- **Given text**:
>> begin
Río Cruces Chorocamayo Nature Sanctuary (Spanish: Santuario de la naturaleza Carlos Anwandter) is protected wetland in Cruces River about  north of Valdivia, Chile. The sanctuary is named after the German politician Carlos Anwandter who settled in Valdivia during the 1850s. The wetlands in the sanctuary are inhabited by many bird species including Black-necked Swans. This sanctuary provides a home for many native waterbird species to flourish, and contains roughly 119 species of birds alone. Despite being a nature sanctuary for the country of Chile under the National Monuments Act, it wasn't internationally recognized for its cultural and natural value until the Ramsar Wetlands Convention of 1971.

Pollution controversy
The conservation effort promoted collaboration between Chile (CONAF) and Mexico (CONANP) for protecting the wetlands. The River Cruces and Chorocamayo Nature Sanctuary Management Plan was instated in 2016 by CONAF with financing help from the Ramsar Convention.
>> end
- **Given request A**: Turn the sanctuary text's paragraph beginning "The conservation effort promoted" into a short bulleted list that keeps its main facts.
- **Given request B**: Update the stretch of the sanctuary text from "Río Cruces Chorocamayo" through "Convention of 1971.", replacing "Black-necked Swans" with "Coscoroba Swans".
Rely only on the sanctuary text above.

- **Dataset section**:
>> begin
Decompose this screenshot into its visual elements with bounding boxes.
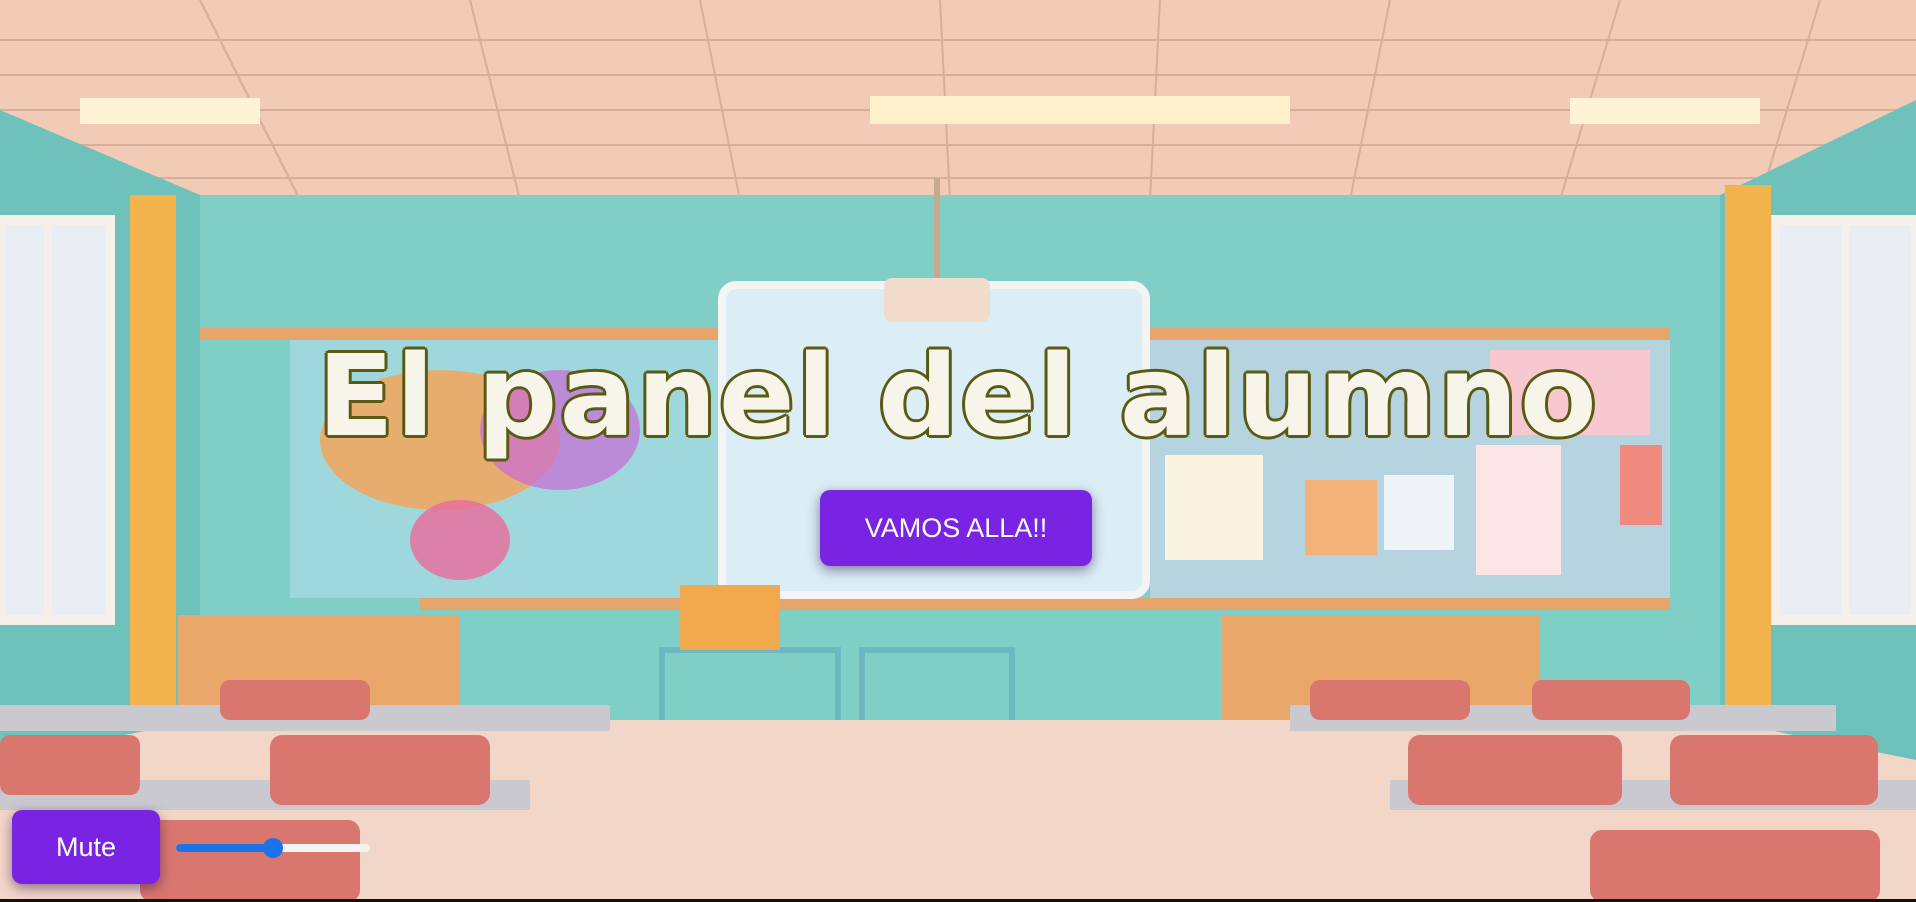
>> end
- **Written solution A**:
- The conservation effort promoted collaboration between Chile (CONAF) and Mexico (CONANP) to protect the wetlands.
- CONAF instated the River Cruces and Chorocamayo Nature Sanctuary Management Plan in 2016.
- The Ramsar Convention helped finance the plan.

- **Written solution B**:
Río Cruces Chorocamayo Nature Sanctuary (Spanish: Santuario de la naturaleza Carlos Anwandter) is protected wetland in Cruces River about  north of Valdivia, Chile. The sanctuary is named after the German politician Carlos Anwandter who settled in Valdivia during the 1850s. The wetlands in the sanctuary are inhabited by many bird species including Coscoroba Swans. This sanctuary provides a home for many native waterbird species to flourish, and contains roughly 119 species of birds alone. Despite being a nature sanctuary for the country of Chile under the National Monuments Act, it wasn't internationally recognized for its cultural and natural value until the Ramsar Wetlands Convention of 1971.